Dataset rows about figures
····················

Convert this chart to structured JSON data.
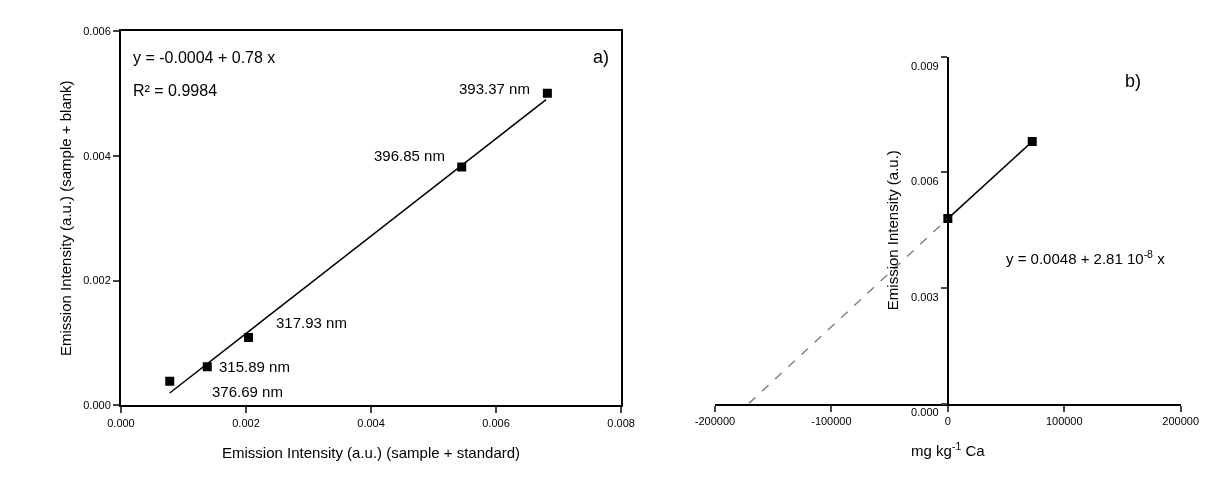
{
  "chart_data": [
    {
      "type": "scatter",
      "xlabel": "Emission Intensity (a.u.) (sample + standard)",
      "ylabel": "Emission Intensity (a.u.) (sample + blank)",
      "xlim": [
        0,
        0.008
      ],
      "ylim": [
        0,
        0.006
      ],
      "xticks": [
        {
          "value": 0,
          "label": "0.000"
        },
        {
          "value": 0.002,
          "label": "0.002"
        },
        {
          "value": 0.004,
          "label": "0.004"
        },
        {
          "value": 0.006,
          "label": "0.006"
        },
        {
          "value": 0.008,
          "label": "0.008"
        }
      ],
      "yticks": [
        {
          "value": 0,
          "label": "0.000"
        },
        {
          "value": 0.002,
          "label": "0.002"
        },
        {
          "value": 0.004,
          "label": "0.004"
        },
        {
          "value": 0.006,
          "label": "0.006"
        }
      ],
      "marker": "square",
      "series": [
        {
          "color": "#000000",
          "x": [
            0.00078,
            0.00138,
            0.00204,
            0.00545,
            0.00682
          ],
          "values": [
            0.00039,
            0.00062,
            0.00109,
            0.00382,
            0.005
          ]
        },
        {
          "type": "line",
          "color": "#000000",
          "marker": "none",
          "x": [
            0.00078,
            0.0068
          ],
          "values": [
            0.0002,
            0.0049
          ]
        }
      ],
      "annotations": [
        "y = -0.0004 + 0.78 x",
        "R² = 0.9984",
        "a)",
        {
          "text": "376.69 nm",
          "x": 0.00078,
          "y": 0.00039
        },
        {
          "text": "315.89 nm",
          "x": 0.00138,
          "y": 0.00062
        },
        {
          "text": "317.93 nm",
          "x": 0.00204,
          "y": 0.00109
        },
        {
          "text": "396.85 nm",
          "x": 0.00545,
          "y": 0.00382
        },
        {
          "text": "393.37 nm",
          "x": 0.00682,
          "y": 0.005
        }
      ]
    },
    {
      "type": "line",
      "xlabel": "mg kg$^{-1}$ Ca",
      "ylabel": "Emission Intensity (a.u.)",
      "xlim": [
        -200000,
        200000
      ],
      "ylim": [
        0,
        0.009
      ],
      "xticks": [
        -200000,
        -100000,
        0,
        100000,
        200000
      ],
      "yticks": [
        {
          "value": 0,
          "label": "0.000"
        },
        {
          "value": 0.003,
          "label": "0.003"
        },
        {
          "value": 0.006,
          "label": "0.006"
        },
        {
          "value": 0.009,
          "label": "0.009"
        }
      ],
      "series": [
        {
          "color": "#000000",
          "marker": "square",
          "x": [
            0,
            72500
          ],
          "values": [
            0.0048,
            0.0068
          ]
        },
        {
          "color": "#808080",
          "marker": "none",
          "line_style": "dashed",
          "x": [
            -171000,
            0
          ],
          "values": [
            0,
            0.0048
          ]
        }
      ],
      "annotations": [
        "y = 0.0048 + 2.81 10$^{-8}$ x",
        "b)"
      ]
    }
  ]
}
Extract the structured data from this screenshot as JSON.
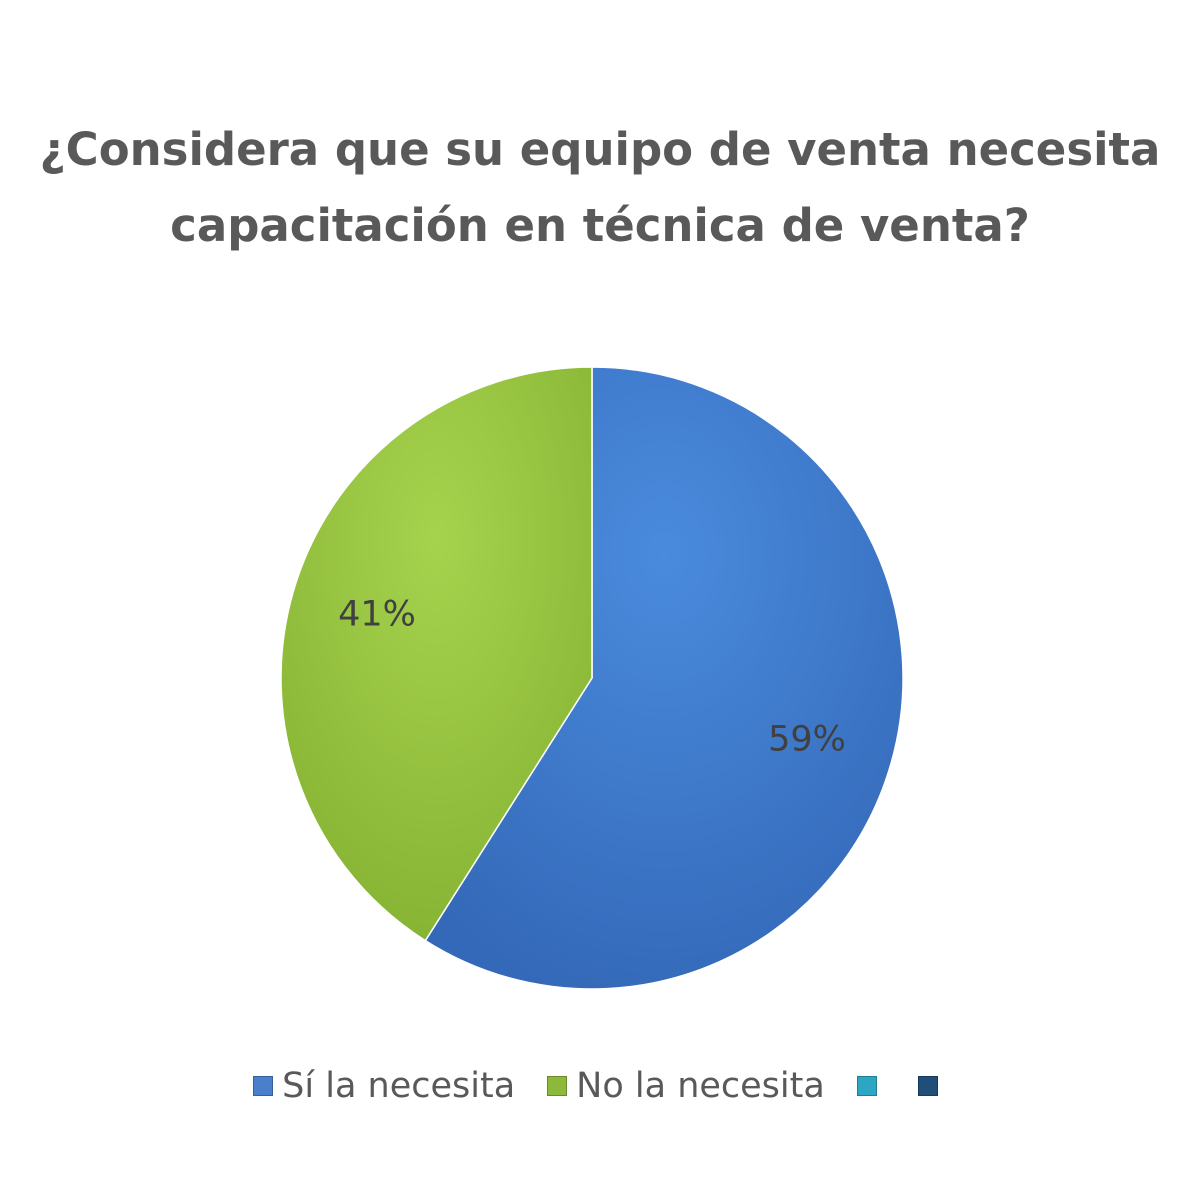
{
  "chart_data": {
    "type": "pie",
    "title_lines": [
      "¿Considera que su equipo de venta necesita",
      "capacitación en técnica de venta?"
    ],
    "slices": [
      {
        "name": "Sí la necesita",
        "value": 59,
        "label": "59%",
        "color": "#4180D3"
      },
      {
        "name": "No la necesita",
        "value": 41,
        "label": "41%",
        "color": "#9BC844"
      }
    ],
    "legend": {
      "position": "bottom",
      "entries": [
        {
          "label": "Sí la necesita",
          "color": "#4A7FCC"
        },
        {
          "label": "No la necesita",
          "color": "#8CB83B"
        },
        {
          "label": "",
          "color": "#2BA7C4"
        },
        {
          "label": "",
          "color": "#1F4E79"
        }
      ]
    }
  }
}
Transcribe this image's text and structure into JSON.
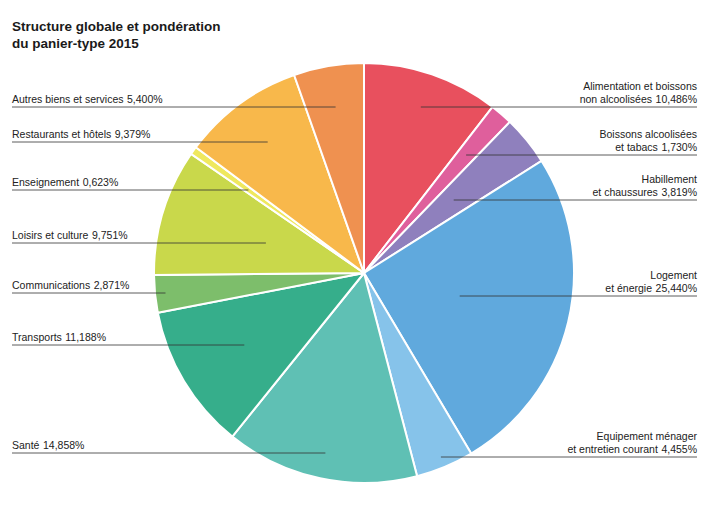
{
  "chart_data": {
    "type": "pie",
    "title": "Structure globale et pondération du panier-type 2015",
    "categories": [
      "Alimentation et boissons non alcoolisées",
      "Boissons alcoolisées et tabacs",
      "Habillement et chaussures",
      "Logement et énergie",
      "Equipement ménager et entretien courant",
      "Santé",
      "Transports",
      "Communications",
      "Loisirs et culture",
      "Enseignement",
      "Restaurants et hôtels",
      "Autres biens et services"
    ],
    "values": [
      10.486,
      1.73,
      3.819,
      25.44,
      4.455,
      14.858,
      11.188,
      2.871,
      9.751,
      0.623,
      9.379,
      5.4
    ],
    "value_labels": [
      "10,486%",
      "1,730%",
      "3,819%",
      "25,440%",
      "4,455%",
      "14,858%",
      "11,188%",
      "2,871%",
      "9,751%",
      "0,623%",
      "9,379%",
      "5,400%"
    ],
    "colors": [
      "#e8505e",
      "#df5f9c",
      "#8f80bd",
      "#60a9dd",
      "#86c3ea",
      "#5fc0b4",
      "#36ae8b",
      "#7dbe6b",
      "#c9d84b",
      "#efe85e",
      "#f8b84b",
      "#ef9150"
    ],
    "data_labels": true
  }
}
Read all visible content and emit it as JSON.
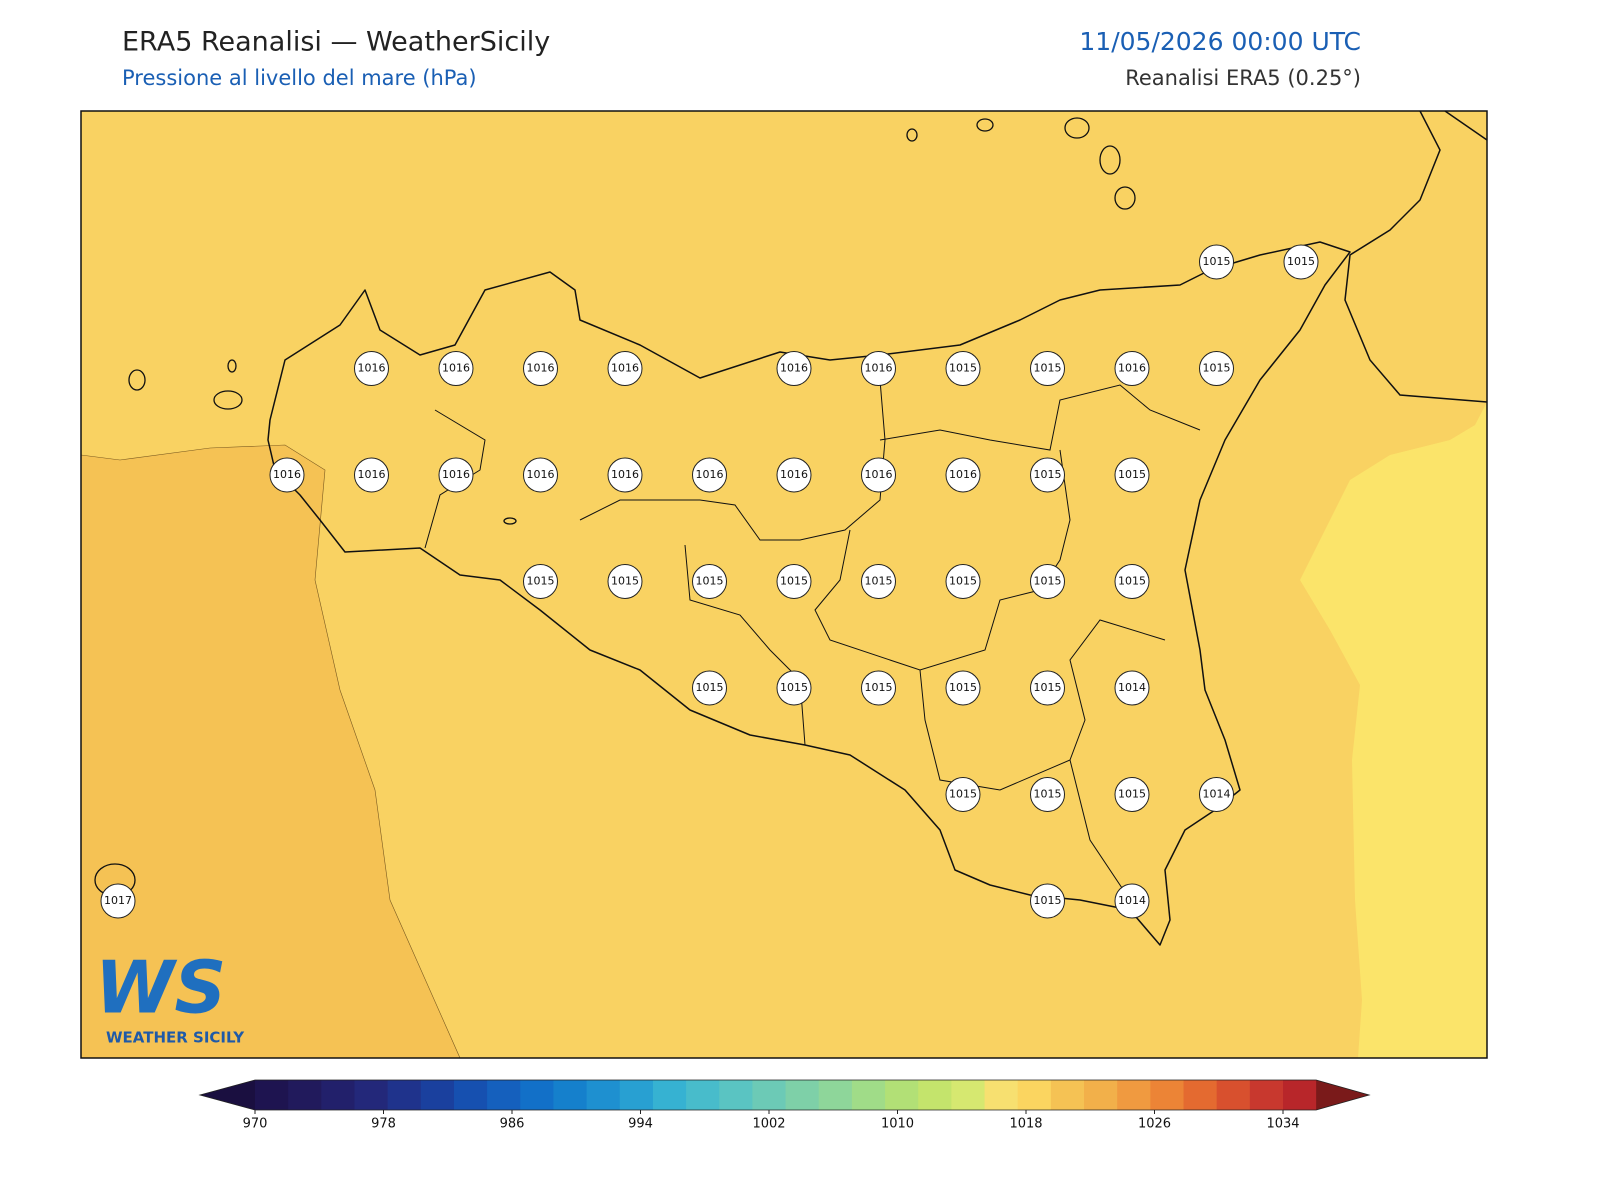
{
  "header": {
    "title": "ERA5 Reanalisi — WeatherSicily",
    "subtitle": "Pressione al livello del mare (hPa)",
    "datetime": "11/05/2026 00:00 UTC",
    "source": "Reanalisi ERA5 (0.25°)"
  },
  "map": {
    "stations": [
      1015,
      1015,
      1016,
      1016,
      1016,
      1016,
      1016,
      1016,
      1015,
      1015,
      1016,
      1015,
      1016,
      1016,
      1016,
      1016,
      1016,
      1016,
      1016,
      1016,
      1016,
      1015,
      1015,
      1015,
      1015,
      1015,
      1015,
      1015,
      1015,
      1015,
      1015,
      1015,
      1015,
      1015,
      1015,
      1015,
      1014,
      1015,
      1015,
      1015,
      1014,
      1017,
      1015,
      1014
    ]
  },
  "colorbar": {
    "ticks": [
      970,
      978,
      986,
      994,
      1002,
      1010,
      1018,
      1026,
      1034
    ],
    "colors": [
      "#1e1450",
      "#211a5c",
      "#22206b",
      "#23287a",
      "#1f338c",
      "#1a409e",
      "#1650b0",
      "#1560bd",
      "#1270c8",
      "#1580cc",
      "#1e90d0",
      "#28a0d2",
      "#36b2d2",
      "#48bccb",
      "#5ac4c2",
      "#6ccab6",
      "#7ed0a8",
      "#8ed69a",
      "#a0dc88",
      "#b2e076",
      "#c4e46c",
      "#d6e870",
      "#f7e070",
      "#fbd560",
      "#f5c254",
      "#f2b04a",
      "#f09a40",
      "#ec8436",
      "#e46a30",
      "#d8502e",
      "#c8382e",
      "#b8262a"
    ],
    "under_color": "#1a0f40",
    "over_color": "#7a1a1a"
  },
  "logo": {
    "mark": "WS",
    "name": "WEATHER SICILY"
  }
}
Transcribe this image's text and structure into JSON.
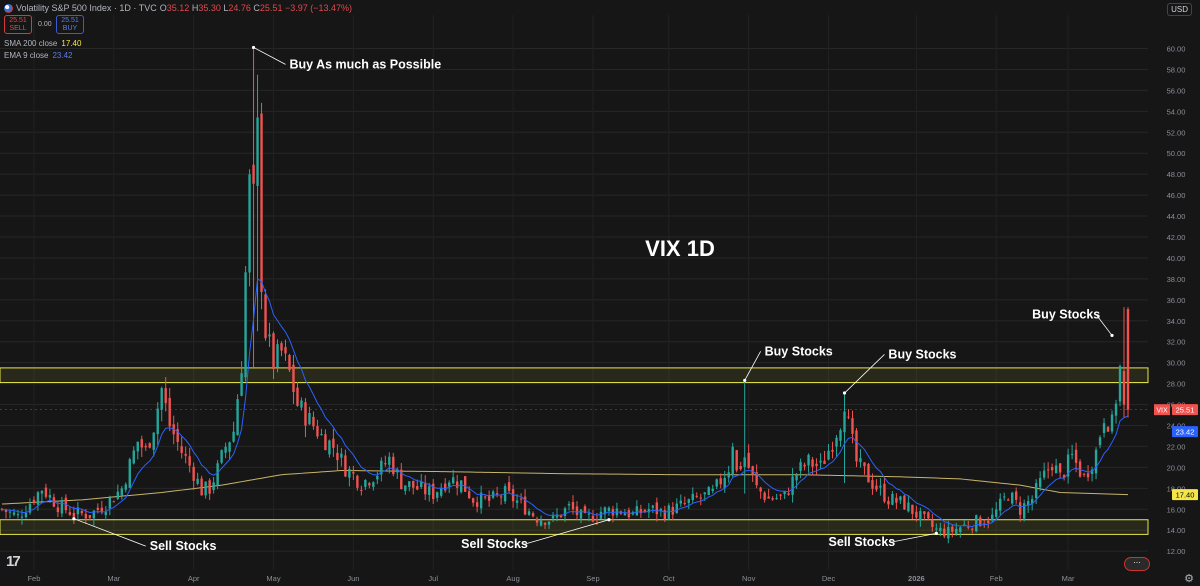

····················

◆ Exercise aim
Set the entries down again exactly. Do not include the images.

◆ Output for this task
Convert this chart to structured JSON data.
{
  "chart_data": [
    {
      "type": "scatter",
      "xlabel": "Emission Intensity (a.u.) (sample + standard)",
      "ylabel": "Emission Intensity (a.u.) (sample + blank)",
      "xlim": [
        0,
        0.008
      ],
      "ylim": [
        0,
        0.006
      ],
      "xticks": [
        {
          "value": 0,
          "label": "0.000"
        },
        {
          "value": 0.002,
          "label": "0.002"
        },
        {
          "value": 0.004,
          "label": "0.004"
        },
        {
          "value": 0.006,
          "label": "0.006"
        },
        {
          "value": 0.008,
          "label": "0.008"
        }
      ],
      "yticks": [
        {
          "value": 0,
          "label": "0.000"
        },
        {
          "value": 0.002,
          "label": "0.002"
        },
        {
          "value": 0.004,
          "label": "0.004"
        },
        {
          "value": 0.006,
          "label": "0.006"
        }
      ],
      "marker": "square",
      "series": [
        {
          "color": "#000000",
          "x": [
            0.00078,
            0.00138,
            0.00204,
            0.00545,
            0.00682
          ],
          "values": [
            0.00039,
            0.00062,
            0.00109,
            0.00382,
            0.005
          ]
        },
        {
          "type": "line",
          "color": "#000000",
          "marker": "none",
          "x": [
            0.00078,
            0.0068
          ],
          "values": [
            0.0002,
            0.0049
          ]
        }
      ],
      "annotations": [
        "y = -0.0004 + 0.78 x",
        "R² = 0.9984",
        "a)",
        {
          "text": "376.69 nm",
          "x": 0.00078,
          "y": 0.00039
        },
        {
          "text": "315.89 nm",
          "x": 0.00138,
          "y": 0.00062
        },
        {
          "text": "317.93 nm",
          "x": 0.00204,
          "y": 0.00109
        },
        {
          "text": "396.85 nm",
          "x": 0.00545,
          "y": 0.00382
        },
        {
          "text": "393.37 nm",
          "x": 0.00682,
          "y": 0.005
        }
      ]
    },
    {
      "type": "line",
      "xlabel": "mg kg$^{-1}$ Ca",
      "ylabel": "Emission Intensity (a.u.)",
      "xlim": [
        -200000,
        200000
      ],
      "ylim": [
        0,
        0.009
      ],
      "xticks": [
        -200000,
        -100000,
        0,
        100000,
        200000
      ],
      "yticks": [
        {
          "value": 0,
          "label": "0.000"
        },
        {
          "value": 0.003,
          "label": "0.003"
        },
        {
          "value": 0.006,
          "label": "0.006"
        },
        {
          "value": 0.009,
          "label": "0.009"
        }
      ],
      "series": [
        {
          "color": "#000000",
          "marker": "square",
          "x": [
            0,
            72500
          ],
          "values": [
            0.0048,
            0.0068
          ]
        },
        {
          "color": "#808080",
          "marker": "none",
          "line_style": "dashed",
          "x": [
            -171000,
            0
          ],
          "values": [
            0,
            0.0048
          ]
        }
      ],
      "annotations": [
        "y = 0.0048 + 2.81 10$^{-8}$ x",
        "b)"
      ]
    }
  ]
}
Extract the structured data from this screenshot as JSON.
{
  "chart_data": {
    "type": "pie",
    "title_lines": [
      "¿Considera que su equipo de venta necesita",
      "capacitación en técnica de venta?"
    ],
    "slices": [
      {
        "name": "Sí la necesita",
        "value": 59,
        "label": "59%",
        "color": "#4180D3"
      },
      {
        "name": "No la necesita",
        "value": 41,
        "label": "41%",
        "color": "#9BC844"
      }
    ],
    "legend": {
      "position": "bottom",
      "entries": [
        {
          "label": "Sí la necesita",
          "color": "#4A7FCC"
        },
        {
          "label": "No la necesita",
          "color": "#8CB83B"
        },
        {
          "label": "",
          "color": "#2BA7C4"
        },
        {
          "label": "",
          "color": "#1F4E79"
        }
      ]
    }
  }
}
Transcribe this image's text and structure into JSON.
{
  "chart_data": {
    "type": "pie",
    "title": "Structure globale et pondération du panier-type 2015",
    "categories": [
      "Alimentation et boissons non alcoolisées",
      "Boissons alcoolisées et tabacs",
      "Habillement et chaussures",
      "Logement et énergie",
      "Equipement ménager et entretien courant",
      "Santé",
      "Transports",
      "Communications",
      "Loisirs et culture",
      "Enseignement",
      "Restaurants et hôtels",
      "Autres biens et services"
    ],
    "values": [
      10.486,
      1.73,
      3.819,
      25.44,
      4.455,
      14.858,
      11.188,
      2.871,
      9.751,
      0.623,
      9.379,
      5.4
    ],
    "value_labels": [
      "10,486%",
      "1,730%",
      "3,819%",
      "25,440%",
      "4,455%",
      "14,858%",
      "11,188%",
      "2,871%",
      "9,751%",
      "0,623%",
      "9,379%",
      "5,400%"
    ],
    "colors": [
      "#e8505e",
      "#df5f9c",
      "#8f80bd",
      "#60a9dd",
      "#86c3ea",
      "#5fc0b4",
      "#36ae8b",
      "#7dbe6b",
      "#c9d84b",
      "#efe85e",
      "#f8b84b",
      "#ef9150"
    ],
    "data_labels": true
  }
}
Read all visible content and emit it as JSON.
{
  "header": {
    "title": "ERA5 Reanalisi — WeatherSicily",
    "subtitle": "Pressione al livello del mare (hPa)",
    "datetime": "11/05/2026 00:00 UTC",
    "source": "Reanalisi ERA5 (0.25°)"
  },
  "map": {
    "stations": [
      1015,
      1015,
      1016,
      1016,
      1016,
      1016,
      1016,
      1016,
      1015,
      1015,
      1016,
      1015,
      1016,
      1016,
      1016,
      1016,
      1016,
      1016,
      1016,
      1016,
      1016,
      1015,
      1015,
      1015,
      1015,
      1015,
      1015,
      1015,
      1015,
      1015,
      1015,
      1015,
      1015,
      1015,
      1015,
      1015,
      1014,
      1015,
      1015,
      1015,
      1014,
      1017,
      1015,
      1014
    ]
  },
  "colorbar": {
    "ticks": [
      970,
      978,
      986,
      994,
      1002,
      1010,
      1018,
      1026,
      1034
    ],
    "colors": [
      "#1e1450",
      "#211a5c",
      "#22206b",
      "#23287a",
      "#1f338c",
      "#1a409e",
      "#1650b0",
      "#1560bd",
      "#1270c8",
      "#1580cc",
      "#1e90d0",
      "#28a0d2",
      "#36b2d2",
      "#48bccb",
      "#5ac4c2",
      "#6ccab6",
      "#7ed0a8",
      "#8ed69a",
      "#a0dc88",
      "#b2e076",
      "#c4e46c",
      "#d6e870",
      "#f7e070",
      "#fbd560",
      "#f5c254",
      "#f2b04a",
      "#f09a40",
      "#ec8436",
      "#e46a30",
      "#d8502e",
      "#c8382e",
      "#b8262a"
    ],
    "under_color": "#1a0f40",
    "over_color": "#7a1a1a"
  },
  "logo": {
    "mark": "WS",
    "name": "WEATHER SICILY"
  }
}
Transcribe this image's text and structure into JSON.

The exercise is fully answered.